#### Task
Here are some records; copy every line that holds the word "special".

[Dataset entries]
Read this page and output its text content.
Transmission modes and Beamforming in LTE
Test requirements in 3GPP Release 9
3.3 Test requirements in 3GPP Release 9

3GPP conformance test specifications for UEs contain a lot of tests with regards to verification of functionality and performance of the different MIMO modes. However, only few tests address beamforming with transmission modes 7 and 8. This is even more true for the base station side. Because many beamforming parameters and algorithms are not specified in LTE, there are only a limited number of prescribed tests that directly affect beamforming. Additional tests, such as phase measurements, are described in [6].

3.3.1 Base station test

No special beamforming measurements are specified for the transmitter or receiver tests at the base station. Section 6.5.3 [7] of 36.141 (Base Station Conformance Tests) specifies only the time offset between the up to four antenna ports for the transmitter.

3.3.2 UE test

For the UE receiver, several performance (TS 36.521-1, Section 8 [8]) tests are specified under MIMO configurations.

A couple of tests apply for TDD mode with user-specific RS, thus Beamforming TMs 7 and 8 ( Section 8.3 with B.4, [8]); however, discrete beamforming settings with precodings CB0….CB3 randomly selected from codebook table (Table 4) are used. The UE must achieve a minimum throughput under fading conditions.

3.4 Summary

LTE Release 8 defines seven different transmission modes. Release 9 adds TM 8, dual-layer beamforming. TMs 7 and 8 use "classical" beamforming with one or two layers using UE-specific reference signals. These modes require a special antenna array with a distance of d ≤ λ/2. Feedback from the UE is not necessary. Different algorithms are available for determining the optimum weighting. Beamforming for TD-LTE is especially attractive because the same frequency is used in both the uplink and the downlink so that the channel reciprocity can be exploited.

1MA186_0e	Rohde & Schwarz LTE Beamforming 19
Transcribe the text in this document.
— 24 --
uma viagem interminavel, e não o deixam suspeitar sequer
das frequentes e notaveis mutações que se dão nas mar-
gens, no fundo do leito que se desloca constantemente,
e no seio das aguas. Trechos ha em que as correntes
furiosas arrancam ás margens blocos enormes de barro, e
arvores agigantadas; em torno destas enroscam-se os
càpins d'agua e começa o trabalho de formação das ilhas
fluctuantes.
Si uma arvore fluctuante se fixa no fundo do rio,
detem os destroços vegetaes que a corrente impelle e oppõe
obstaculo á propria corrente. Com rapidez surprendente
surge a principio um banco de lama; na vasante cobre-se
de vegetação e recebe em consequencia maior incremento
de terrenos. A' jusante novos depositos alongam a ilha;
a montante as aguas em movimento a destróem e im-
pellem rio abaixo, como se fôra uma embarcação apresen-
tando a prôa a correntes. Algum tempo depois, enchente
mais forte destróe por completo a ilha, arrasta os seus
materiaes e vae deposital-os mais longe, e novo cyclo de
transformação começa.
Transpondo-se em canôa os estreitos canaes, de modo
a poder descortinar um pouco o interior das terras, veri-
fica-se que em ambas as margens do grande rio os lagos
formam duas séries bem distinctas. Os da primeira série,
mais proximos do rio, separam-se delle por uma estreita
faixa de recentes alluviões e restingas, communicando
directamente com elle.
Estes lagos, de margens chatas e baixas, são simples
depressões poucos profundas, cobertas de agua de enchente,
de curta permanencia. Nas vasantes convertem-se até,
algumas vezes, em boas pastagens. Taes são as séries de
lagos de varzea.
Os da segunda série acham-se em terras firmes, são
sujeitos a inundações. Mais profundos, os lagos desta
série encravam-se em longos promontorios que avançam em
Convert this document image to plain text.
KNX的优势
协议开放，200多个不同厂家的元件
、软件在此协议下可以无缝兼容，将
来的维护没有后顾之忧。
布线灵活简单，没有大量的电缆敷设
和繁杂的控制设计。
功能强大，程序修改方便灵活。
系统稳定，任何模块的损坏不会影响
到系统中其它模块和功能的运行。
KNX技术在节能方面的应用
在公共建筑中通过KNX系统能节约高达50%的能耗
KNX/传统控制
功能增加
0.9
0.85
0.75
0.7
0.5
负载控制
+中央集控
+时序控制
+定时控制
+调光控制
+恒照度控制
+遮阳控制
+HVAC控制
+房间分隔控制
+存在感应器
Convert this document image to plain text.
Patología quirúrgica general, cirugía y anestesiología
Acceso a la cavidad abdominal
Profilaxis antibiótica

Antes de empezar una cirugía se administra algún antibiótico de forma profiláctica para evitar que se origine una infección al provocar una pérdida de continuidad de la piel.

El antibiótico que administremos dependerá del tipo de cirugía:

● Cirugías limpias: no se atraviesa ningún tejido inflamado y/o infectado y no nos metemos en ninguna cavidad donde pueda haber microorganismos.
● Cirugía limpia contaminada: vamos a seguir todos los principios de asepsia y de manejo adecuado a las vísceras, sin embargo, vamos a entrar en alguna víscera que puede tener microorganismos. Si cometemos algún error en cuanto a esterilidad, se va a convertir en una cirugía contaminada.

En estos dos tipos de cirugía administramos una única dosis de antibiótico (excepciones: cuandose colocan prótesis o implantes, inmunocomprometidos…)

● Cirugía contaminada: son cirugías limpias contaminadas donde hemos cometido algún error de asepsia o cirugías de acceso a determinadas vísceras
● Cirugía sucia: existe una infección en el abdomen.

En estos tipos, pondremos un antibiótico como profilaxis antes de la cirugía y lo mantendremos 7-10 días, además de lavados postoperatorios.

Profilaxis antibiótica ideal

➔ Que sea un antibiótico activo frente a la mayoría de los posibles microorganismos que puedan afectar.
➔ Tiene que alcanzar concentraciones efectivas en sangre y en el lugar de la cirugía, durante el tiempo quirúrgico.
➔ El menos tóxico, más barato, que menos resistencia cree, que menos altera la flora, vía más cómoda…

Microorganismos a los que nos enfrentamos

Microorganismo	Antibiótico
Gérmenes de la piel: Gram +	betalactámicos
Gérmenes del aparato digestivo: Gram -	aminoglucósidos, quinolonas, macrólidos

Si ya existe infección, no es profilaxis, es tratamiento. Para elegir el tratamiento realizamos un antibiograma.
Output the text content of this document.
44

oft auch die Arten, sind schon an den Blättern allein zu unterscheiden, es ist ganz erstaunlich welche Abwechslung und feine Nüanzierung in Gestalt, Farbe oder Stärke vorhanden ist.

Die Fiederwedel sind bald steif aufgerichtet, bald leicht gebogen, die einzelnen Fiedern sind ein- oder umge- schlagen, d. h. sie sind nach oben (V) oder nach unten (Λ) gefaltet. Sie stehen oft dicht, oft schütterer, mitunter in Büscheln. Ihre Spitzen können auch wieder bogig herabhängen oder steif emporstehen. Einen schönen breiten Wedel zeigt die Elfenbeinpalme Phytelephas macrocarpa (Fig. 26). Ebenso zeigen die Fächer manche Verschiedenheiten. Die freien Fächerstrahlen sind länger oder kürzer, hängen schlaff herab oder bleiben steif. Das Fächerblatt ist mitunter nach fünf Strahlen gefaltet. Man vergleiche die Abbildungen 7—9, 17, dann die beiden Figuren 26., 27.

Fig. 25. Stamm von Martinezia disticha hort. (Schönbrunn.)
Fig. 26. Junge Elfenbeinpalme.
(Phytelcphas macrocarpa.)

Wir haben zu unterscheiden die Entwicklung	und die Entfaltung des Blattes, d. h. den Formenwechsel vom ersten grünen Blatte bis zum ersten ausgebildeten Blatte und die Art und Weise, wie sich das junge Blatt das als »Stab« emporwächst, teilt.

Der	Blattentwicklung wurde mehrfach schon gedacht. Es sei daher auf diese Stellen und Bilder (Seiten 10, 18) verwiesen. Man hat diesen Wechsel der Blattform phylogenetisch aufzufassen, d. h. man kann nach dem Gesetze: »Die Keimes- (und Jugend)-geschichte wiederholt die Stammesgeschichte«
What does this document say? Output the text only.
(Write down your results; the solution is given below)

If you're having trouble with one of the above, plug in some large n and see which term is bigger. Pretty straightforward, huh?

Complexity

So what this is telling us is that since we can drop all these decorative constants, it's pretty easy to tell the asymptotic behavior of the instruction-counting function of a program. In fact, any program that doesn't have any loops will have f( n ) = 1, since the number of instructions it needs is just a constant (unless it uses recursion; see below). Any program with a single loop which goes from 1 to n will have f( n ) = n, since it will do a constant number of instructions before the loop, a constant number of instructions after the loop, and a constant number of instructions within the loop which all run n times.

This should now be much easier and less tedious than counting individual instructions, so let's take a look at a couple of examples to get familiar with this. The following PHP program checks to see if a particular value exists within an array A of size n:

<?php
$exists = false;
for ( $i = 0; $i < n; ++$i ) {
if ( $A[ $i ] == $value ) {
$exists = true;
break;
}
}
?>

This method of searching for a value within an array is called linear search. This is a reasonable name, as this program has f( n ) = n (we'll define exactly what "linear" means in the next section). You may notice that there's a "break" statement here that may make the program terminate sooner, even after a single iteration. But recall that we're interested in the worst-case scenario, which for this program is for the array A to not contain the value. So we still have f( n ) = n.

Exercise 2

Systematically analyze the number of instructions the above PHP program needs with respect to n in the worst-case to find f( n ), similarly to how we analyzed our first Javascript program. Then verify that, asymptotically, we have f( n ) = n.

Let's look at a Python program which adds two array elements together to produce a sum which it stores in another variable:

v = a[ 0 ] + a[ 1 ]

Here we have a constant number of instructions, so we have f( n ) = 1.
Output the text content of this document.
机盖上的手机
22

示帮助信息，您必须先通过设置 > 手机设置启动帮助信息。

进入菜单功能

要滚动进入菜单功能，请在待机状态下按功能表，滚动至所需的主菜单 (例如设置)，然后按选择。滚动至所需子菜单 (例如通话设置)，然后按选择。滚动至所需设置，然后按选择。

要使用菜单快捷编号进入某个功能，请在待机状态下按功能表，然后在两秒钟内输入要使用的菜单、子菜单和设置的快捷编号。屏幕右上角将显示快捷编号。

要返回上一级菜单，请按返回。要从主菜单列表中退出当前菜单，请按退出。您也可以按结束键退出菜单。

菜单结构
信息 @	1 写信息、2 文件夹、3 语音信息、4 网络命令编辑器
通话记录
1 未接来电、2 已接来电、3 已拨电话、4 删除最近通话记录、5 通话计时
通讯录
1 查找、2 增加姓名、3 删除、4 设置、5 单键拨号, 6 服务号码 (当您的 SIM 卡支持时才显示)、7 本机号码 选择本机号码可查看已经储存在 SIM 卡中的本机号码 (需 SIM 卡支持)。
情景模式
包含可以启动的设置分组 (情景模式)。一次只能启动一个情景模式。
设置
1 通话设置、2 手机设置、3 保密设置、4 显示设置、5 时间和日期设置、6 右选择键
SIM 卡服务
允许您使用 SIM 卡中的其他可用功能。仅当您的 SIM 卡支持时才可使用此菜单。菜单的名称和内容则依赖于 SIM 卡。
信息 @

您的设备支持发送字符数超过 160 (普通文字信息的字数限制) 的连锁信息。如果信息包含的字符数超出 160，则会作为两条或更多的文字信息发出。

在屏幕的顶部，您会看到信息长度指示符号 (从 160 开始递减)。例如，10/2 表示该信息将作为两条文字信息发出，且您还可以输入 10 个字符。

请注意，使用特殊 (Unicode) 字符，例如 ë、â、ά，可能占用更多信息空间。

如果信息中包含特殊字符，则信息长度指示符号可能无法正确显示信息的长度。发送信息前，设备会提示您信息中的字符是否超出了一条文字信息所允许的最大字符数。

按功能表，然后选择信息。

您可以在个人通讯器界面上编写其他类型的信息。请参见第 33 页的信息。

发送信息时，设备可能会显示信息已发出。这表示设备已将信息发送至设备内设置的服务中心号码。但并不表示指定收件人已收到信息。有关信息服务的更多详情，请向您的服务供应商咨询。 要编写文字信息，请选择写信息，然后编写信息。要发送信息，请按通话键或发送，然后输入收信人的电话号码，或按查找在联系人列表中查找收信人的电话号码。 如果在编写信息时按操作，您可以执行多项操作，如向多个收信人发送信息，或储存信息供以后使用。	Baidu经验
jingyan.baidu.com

#### Task result
No special beamforming measurements are specified for the transmitter or receiver tests at the base station. Section 6.5.3 [7] of 36.141 (Base Station Conformance Tests) specifies only the time offset between the up to four antenna ports for the transmitter.
LTE Release 8 defines seven different transmission modes. Release 9 adds TM 8, dual-layer beamforming. TMs 7 and 8 use "classical" beamforming with one or two layers using UE-specific reference signals. These modes require a special antenna array with a distance of d ≤ λ/2. Feedback from the UE is not necessary. Different algorithms are available for determining the optimum weighting. Beamforming for TD-LTE is especially attractive because the same frequency is used in both the uplink and the downlink so that the channel reciprocity can be exploited.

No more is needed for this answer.